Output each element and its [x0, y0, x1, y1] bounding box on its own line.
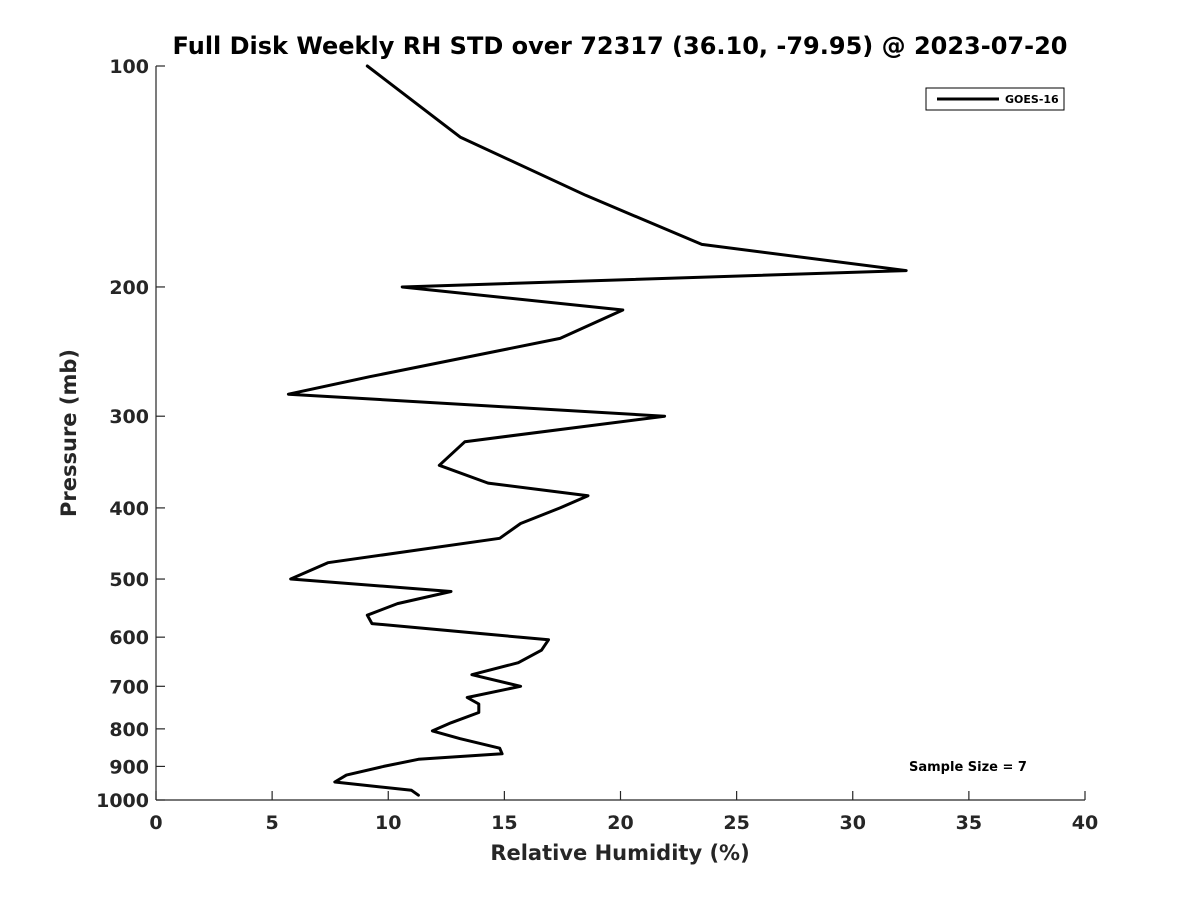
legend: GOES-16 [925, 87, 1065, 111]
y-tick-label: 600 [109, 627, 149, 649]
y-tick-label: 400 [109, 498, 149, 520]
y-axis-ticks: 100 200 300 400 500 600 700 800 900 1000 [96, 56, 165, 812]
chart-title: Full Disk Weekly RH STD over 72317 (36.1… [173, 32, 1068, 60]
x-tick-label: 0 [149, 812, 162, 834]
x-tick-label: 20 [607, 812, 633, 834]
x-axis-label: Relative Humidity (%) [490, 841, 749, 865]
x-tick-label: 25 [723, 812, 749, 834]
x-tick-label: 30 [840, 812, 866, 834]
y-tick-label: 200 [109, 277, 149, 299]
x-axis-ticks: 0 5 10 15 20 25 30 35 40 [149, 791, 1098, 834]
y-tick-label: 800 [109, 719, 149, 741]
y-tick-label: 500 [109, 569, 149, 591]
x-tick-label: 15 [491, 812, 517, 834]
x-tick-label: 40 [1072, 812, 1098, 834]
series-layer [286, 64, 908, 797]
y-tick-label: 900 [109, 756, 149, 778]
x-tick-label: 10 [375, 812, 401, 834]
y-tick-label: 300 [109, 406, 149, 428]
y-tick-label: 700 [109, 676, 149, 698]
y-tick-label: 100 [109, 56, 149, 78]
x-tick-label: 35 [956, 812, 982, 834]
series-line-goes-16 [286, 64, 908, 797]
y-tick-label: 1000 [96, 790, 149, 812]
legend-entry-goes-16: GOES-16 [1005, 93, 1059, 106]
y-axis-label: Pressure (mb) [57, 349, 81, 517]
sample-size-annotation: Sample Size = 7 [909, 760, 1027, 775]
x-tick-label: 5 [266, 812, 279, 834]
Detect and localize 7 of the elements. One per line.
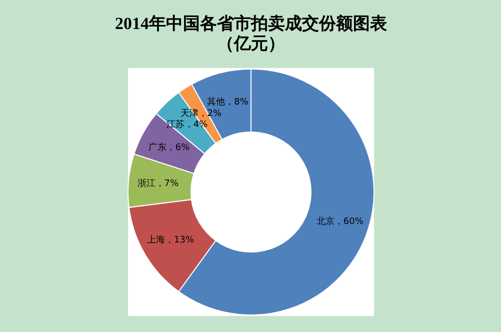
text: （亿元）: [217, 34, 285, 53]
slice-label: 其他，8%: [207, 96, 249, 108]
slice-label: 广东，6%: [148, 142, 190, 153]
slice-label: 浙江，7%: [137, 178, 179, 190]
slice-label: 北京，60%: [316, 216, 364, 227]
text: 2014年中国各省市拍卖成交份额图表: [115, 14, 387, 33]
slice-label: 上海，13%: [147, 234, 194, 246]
◇ ◇ ◇
List each line above that contains the string "text", treating uppercase and lowercase letters as distinct.

Final result
text: （亿元）: [217, 34, 285, 53]
text: 2014年中国各省市拍卖成交份额图表: [115, 14, 387, 33]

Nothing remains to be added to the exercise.